» O QUE FAZER
Responda com base na reportagem sobre a passagem de Garrincha por Blumenau:
(a) Em que data Pelé jogou em Blumenau?
(b) Por qual clube Garrincha atuava em 1969?
(c) Contra qual time o Olímpico jogou na abertura do Torneio Vera Fischer?

Jornal de Santa Catarina 05/11/2011 N° 12406
HISTÓRIAS REAIS DA BOLA
Um drible na história
Imagens, são raras. Relatos, poucos. Mas o Santa reconstrói o dia em que Mané Garrincha jogou em Blumenau.
Pelé e Garrincha, ícones do futebol brasileiro, pisaram em gramados blumenauenses. A passagem do Rei, em 30 de agosto de 1961, é conhecida e documentada. Pelé, já um popstar, jogou pelo Santos em um amistoso contra o Olímpico, então o principal clube da cidade. Marcou quatro gols – há quem fale em cinco – e deu show. O próprio Santa já contou essa história.
A vinda de Mané Garrincha, o anjo das pernas tortas, foi bem diferente. Por um capricho, ou quem sabe pela falta dele, é tão apagada quanto o triste fim de carreira de um dos maiores gênios que o futebol já produziu.
Os registros são poucos (não há fotos, ao menos públicas) e um roteiro só é possível baseado nos relatos de quem esteve lá. Também era um dia 30, como quando Pelé esteve por aqui, no mês de agosto. E de 1969. O ponta que imortalizou as camisas 7 do Botafogo e da Seleção vivia a derrocada de uma carreira tão brilhante, quanto tumultuada. Garrincha, então atuando pelo Flamengo, aventurava-se pelo país nas folgas rubro-negras jogando por cachês que lhe aliviavam a situação financeira caótica.
E foi assim que Mané vestiu a camisa grená do Grêmio Esportivo Olímpico, em troca de parte da renda da partida, para a abertura do Torneio Vera Fischer – homenagem à musa blumenauense que naquele ano havia se tornado Miss Brasil. O jogo era contra o Caxias, de Joinville. Além deles, Palmeiras (o arquirrival do Olímpico), Carlos Renaux e Paysandu, de Brusque, também participaram.
O antigo Estádio da Baixada, claro, estava lotado. Vera Fischer, toda paramentada de miss, até deu o pontapé inicial do jogo, mas todos queriam mesmo era ver “A alegria do povo”, um dos tantos apelidos de Garrincha. Absolutamente fora de forma, ele atuou o jogo inteiro, e as opiniões sobre a performance se dividem.

» DADOS REUNIDOS
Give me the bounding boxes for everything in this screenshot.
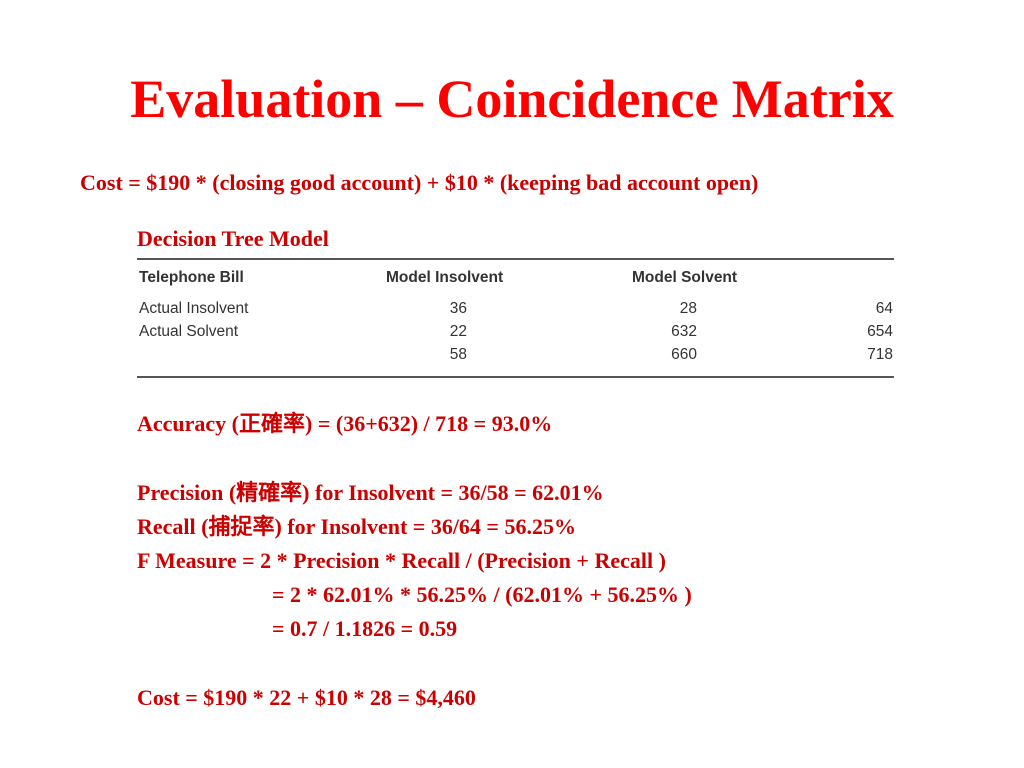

» RESULTADO CORRETO
(a) Em 30 de agosto de 1961.
(b) Pelo Flamengo.
(c) Contra o Caxias, de Joinville.